[Recorded data]
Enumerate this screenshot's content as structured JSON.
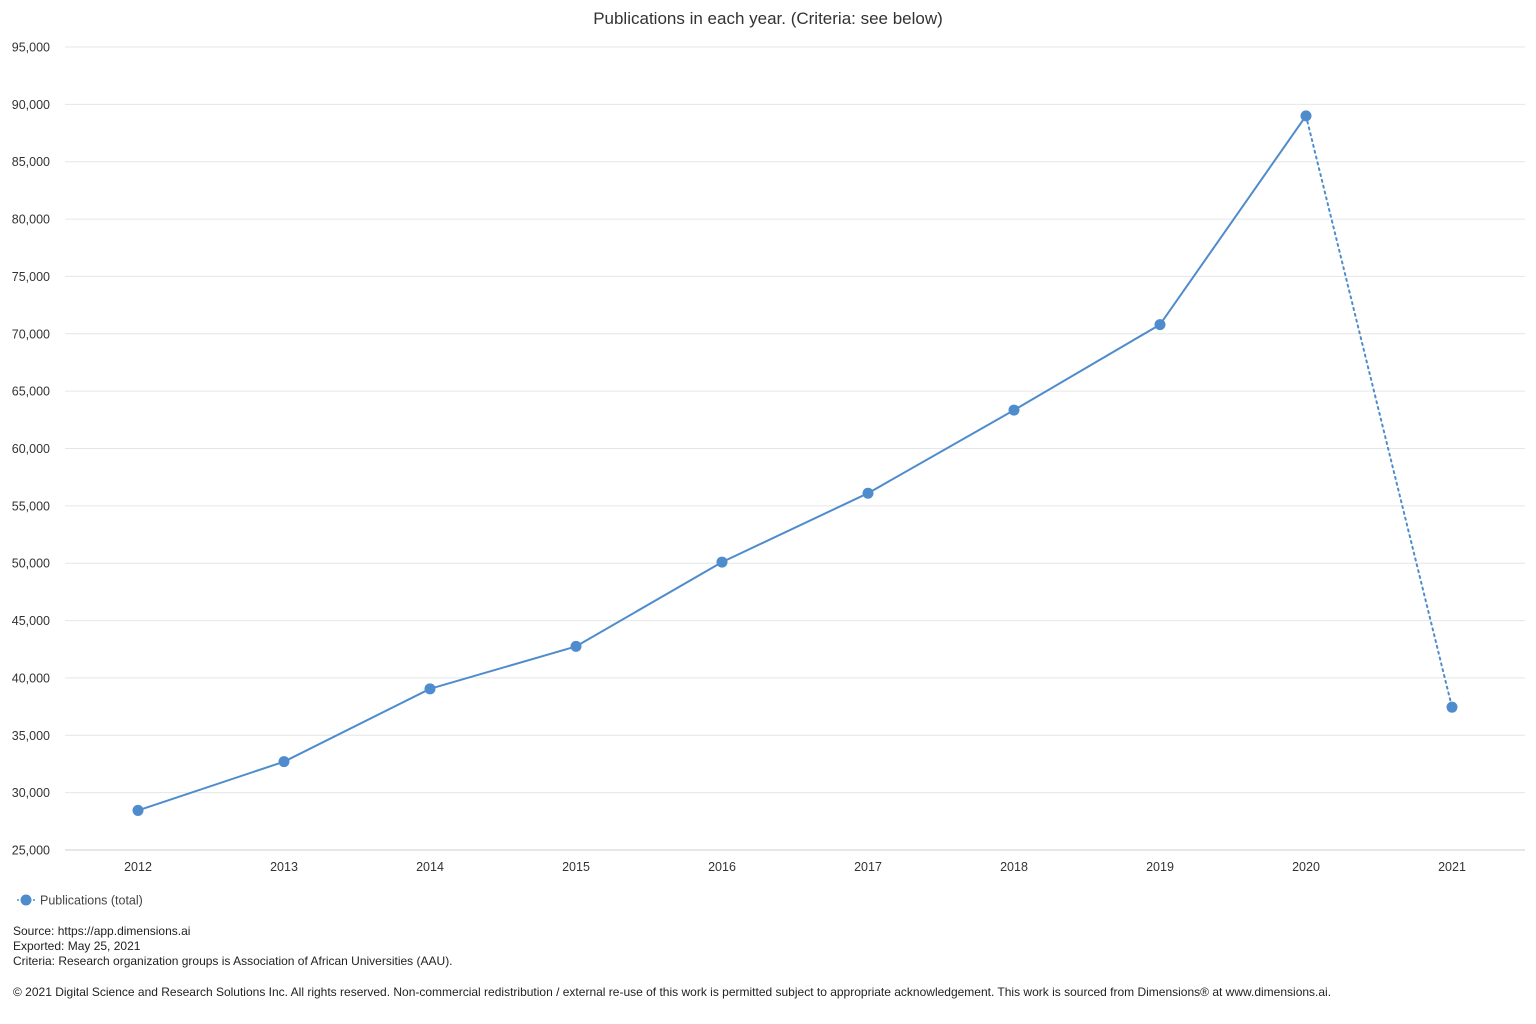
{
  "chart_data": {
    "type": "line",
    "title": "Publications in each year. (Criteria: see below)",
    "xlabel": "",
    "ylabel": "",
    "x": [
      "2012",
      "2013",
      "2014",
      "2015",
      "2016",
      "2017",
      "2018",
      "2019",
      "2020",
      "2021"
    ],
    "series": [
      {
        "name": "Publications (total)",
        "values": [
          28450,
          32700,
          39050,
          42750,
          50100,
          56100,
          63350,
          70800,
          89000,
          37450
        ],
        "color": "#4e8ccd",
        "dashed_from_index": 8
      }
    ],
    "ylim": [
      25000,
      95000
    ],
    "yticks": [
      25000,
      30000,
      35000,
      40000,
      45000,
      50000,
      55000,
      60000,
      65000,
      70000,
      75000,
      80000,
      85000,
      90000,
      95000
    ],
    "ytick_labels": [
      "25,000",
      "30,000",
      "35,000",
      "40,000",
      "45,000",
      "50,000",
      "55,000",
      "60,000",
      "65,000",
      "70,000",
      "75,000",
      "80,000",
      "85,000",
      "90,000",
      "95,000"
    ],
    "grid": true,
    "legend_position": "bottom-left"
  },
  "footer": {
    "source": "Source: https://app.dimensions.ai",
    "exported": "Exported: May 25, 2021",
    "criteria": "Criteria: Research organization groups is Association of African Universities (AAU).",
    "copyright": "© 2021 Digital Science and Research Solutions Inc. All rights reserved. Non-commercial redistribution / external re-use of this work is permitted subject to appropriate acknowledgement. This work is sourced from Dimensions® at www.dimensions.ai."
  }
}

**YOUR OBJECTIVE:** Which lines above hold the word "Publications"? Copy each of them.

**SOLVED EXERCISE:**
    "title": "Publications in each year. (Criteria: see below)",
        "name": "Publications (total)",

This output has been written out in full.